◆ Exercises
a: For each statement, say whether it agrees with the Crash Investigation Unit article, answering yes or no and quoting the words from the article that settle it: (i) Greenstone TV made the series; (ii) the series follows a crash unit based in Melbourne; (iii) Seven confirmed a second series on 22 September 2008.
b: Carry on the Crash Investigation Unit article, starting right after its last sentence.

◆ Provided passage
** Start **
- Presented by: Damian Walshe-Howling
- Country of origin: Australia
- No. of episodes: 21

Production
- Producer: Rachel Antony
- Running time: 30 minutes (including commercials); 60 minutes (including commercials; 1 episode);
- Production company: Greenstone TV

Original release
- Network: Seven Network
- Release: 27 August 2008 – 25 July 2011

Related
- SCU: Serious Crash Unit

= Crash Investigation Unit =

Crash Investigation Unit is an Australian factual television series on the Seven Network hosted by Damian Walshe-Howling. The series premiered on 27 August 2008.

== About The Show ==
The series follows the Metropolitan Crash Investigation Unit in Sydney to uncover the causes behind a car crash. The program is similar to New Zealand's SCU: Serious Crash Unit, which has previously aired on Seven to strong ratings.

On 22 September 2008, Channel Seven confirmed it had commissioned a second series of Crash Investigation Unit.

== Episodes ==

| Series | Episodes |  | Originally released |  |
| First released | Last released |
| 1 | 9 |  | 27 August 2008 | 22 October 2008 |
| 2 | 12 |  | 3 March 2010 | 25 July 2011 |

===Season 1 (2008)===

| No. overall | No. in season | Title | Original release date |
| 1 | 1 | "Redfern" | 27 August 2008 |
A motorcyclist is killed in a collision at a busy intersection. But when the other vehicle leaves the scene, Crash Investigators must go searching for their suspect.
** End **
◆ Record list
** Start **
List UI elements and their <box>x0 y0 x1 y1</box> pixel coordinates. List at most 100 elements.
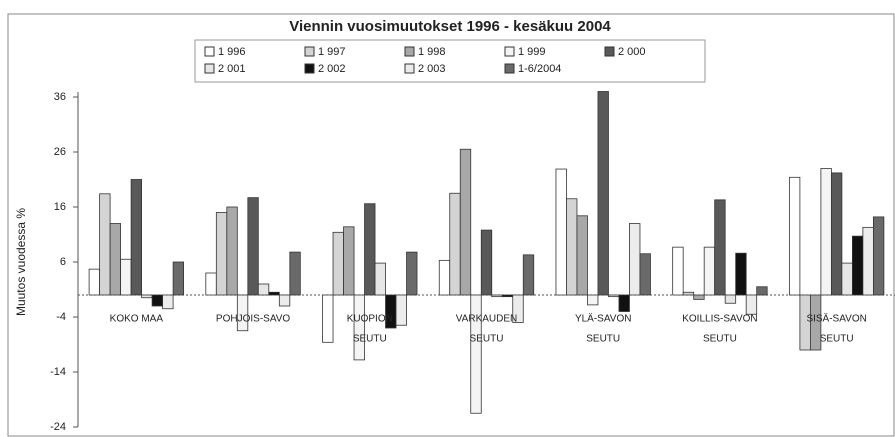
bar <box>672 246 684 296</box>
legend-label: 2 001 <box>218 63 246 75</box>
legend-swatch <box>404 46 415 57</box>
bar <box>480 229 493 296</box>
x-tick-label: SEUTU <box>820 334 854 345</box>
bar <box>608 294 620 298</box>
legend-swatch <box>504 46 515 57</box>
bar <box>226 206 238 296</box>
bar <box>841 262 853 296</box>
bar <box>555 168 567 296</box>
bar <box>745 294 758 315</box>
bar <box>130 179 143 296</box>
bar <box>470 294 482 414</box>
legend-swatch <box>204 46 215 57</box>
y-tick-label: -24 <box>50 421 66 433</box>
bar <box>862 226 874 296</box>
legend-swatch <box>504 63 515 74</box>
bar <box>99 193 111 296</box>
bar <box>257 283 270 296</box>
bar <box>353 294 365 361</box>
legend-label: 2 003 <box>418 63 446 75</box>
x-tick-label: YLÄ-SAVON <box>575 313 632 325</box>
x-tick-label: SEUTU <box>586 334 620 345</box>
bar <box>629 223 641 296</box>
bar <box>693 294 705 300</box>
bar <box>597 91 609 296</box>
bar <box>374 262 386 296</box>
legend-label: 1 998 <box>418 46 446 58</box>
x-tick-label: SEUTU <box>470 334 504 345</box>
legend-swatch <box>304 63 315 74</box>
bar <box>872 216 885 296</box>
bar <box>501 294 514 298</box>
legend-label: 1 996 <box>218 46 246 58</box>
bar <box>406 251 418 296</box>
bar <box>714 199 726 296</box>
legend-swatch <box>204 63 215 74</box>
bar <box>88 268 101 296</box>
bar <box>205 272 217 296</box>
legend-box <box>194 39 706 83</box>
bar <box>788 176 801 296</box>
bar <box>109 223 122 296</box>
bar <box>809 294 822 351</box>
bar <box>395 294 407 326</box>
bar <box>162 294 174 310</box>
legend-swatch <box>404 63 415 74</box>
y-tick-label: 36 <box>54 91 66 103</box>
x-tick-label: VARKAUDEN <box>456 314 518 325</box>
x-tick-label: KOKO MAA <box>110 314 164 325</box>
bar <box>851 235 864 296</box>
y-tick-label: -14 <box>50 366 66 378</box>
legend-label: 1 997 <box>318 46 346 58</box>
legend-swatch <box>604 46 615 57</box>
bar <box>724 294 737 304</box>
bar <box>682 291 695 296</box>
bar <box>830 172 843 296</box>
bar <box>289 251 301 296</box>
bar <box>215 212 228 296</box>
x-tick-label: SEUTU <box>353 334 387 345</box>
bar <box>703 246 716 296</box>
bar <box>322 294 334 343</box>
bar <box>141 294 153 299</box>
bar <box>566 198 578 296</box>
bar <box>756 286 768 296</box>
bar <box>343 226 355 296</box>
bar <box>820 168 832 296</box>
bar <box>491 294 503 298</box>
bar <box>438 259 451 296</box>
y-axis-label: Muutos vuodessa % <box>14 208 28 316</box>
x-tick-label: KUOPION <box>347 314 393 325</box>
y-tick-label: 26 <box>54 146 66 158</box>
bar <box>236 294 249 332</box>
x-tick-label: POHJOIS-SAVO <box>216 314 290 325</box>
bar <box>459 148 472 296</box>
bar <box>587 294 599 306</box>
bar <box>120 258 132 296</box>
y-tick-label: 16 <box>54 201 66 213</box>
bar <box>332 231 344 296</box>
y-tick-label: -4 <box>56 311 66 323</box>
bar <box>576 215 588 296</box>
x-tick-label: SISÄ-SAVON <box>806 313 866 325</box>
x-tick-label: KOILLIS-SAVON <box>682 314 757 325</box>
bar <box>151 294 164 307</box>
legend-label: 1 999 <box>518 46 546 58</box>
bar <box>522 254 535 296</box>
y-tick-label: 6 <box>60 256 66 268</box>
legend-label: 2 000 <box>618 46 646 58</box>
bar <box>172 261 185 296</box>
bar <box>735 252 747 296</box>
bar <box>247 197 259 296</box>
bar <box>268 291 280 296</box>
bar <box>618 294 630 312</box>
chart-title: Viennin vuosimuutokset 1996 - kesäkuu 20… <box>289 18 611 35</box>
legend-label: 2 002 <box>318 63 346 75</box>
legend-swatch <box>304 46 315 57</box>
bar <box>364 203 376 296</box>
bar <box>639 253 651 296</box>
legend-label: 1-6/2004 <box>518 63 561 75</box>
x-tick-label: SEUTU <box>703 334 737 345</box>
bar <box>512 294 524 323</box>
** End **
◆ Outputs in order
a:
(i) Yes: "Production company: Greenstone TV"
(ii) No: "follows the Metropolitan Crash Investigation Unit in Sydney"
(iii) Yes: "On 22 September 2008, Channel Seven confirmed it had commissioned a second series of Crash Investigation Unit."

b:
| 2 | 2 | "Marsden Park" | 3 September 2008 |
A grandmother leaves her local bingo hall, but she will never make it home; the lives of a young man and a truck driver are irrevocably changed as a result.
| 3 | 3 | "Kogarah" | 10 September 2008 |
A woman sends her car hurtling down a footpath, bowling over a dozen innocent pedestrians. The Crash Investigation Unit sifts through the carnage on a busy Sydney street looking for answers to this nightmarish crash.
| 4 | 4 | "Summer Hill" | 17 September 2008 |
A young driver is unlikely to survive after a late night crash that kills his passenger. With the help of extraordinary CCTV footage, the CIU explore what could have caused his car to spin out of control.
| 5 | 5 | "M5" | 24 September 2008 |
While rush hour commuters fight traffic trying to get home, one man is fighting for his life after a pile-up in Sydney’s M5 tunnel. The C.I.U is under pressure to map the underground scene as quickly as possible to get the road re-opened, but with seven vehicles involved, it’s not easy.
| 6 | 6 | "Fairfield" | 1 October 2008 |
A seemingly straightforward crash is not as it seems when a child is severely injured. The Crashies help solve the mystery by replicating the accident at the RTA’s specialist Crash Lab.
| 7 | 7 | "Jennifer Franco" | 8 October 2008 |
Jennifer Franco is struck by a taxi in the early hours of 20 February 2007 on Gwawley Parade, Miranda. She sustains critical head and limb injuries, as well as psychological trauma as a result of the crash.
| 8 | 8 | "Auburn" | 15 October 2008 |
A cyclist has little or no chance against an 11-tonne truck, so when a young father is killed riding near his home, the Crash Unit must piece together events leading up to the tragedy.
| 9 | 9 | "Haberfield" | 22 October 2008 |
A van inexplicably crosses a median strip into the path of oncoming traffic, with devastating consequences. The C.I.U explore whether it was human or mechanical error that caused the crash.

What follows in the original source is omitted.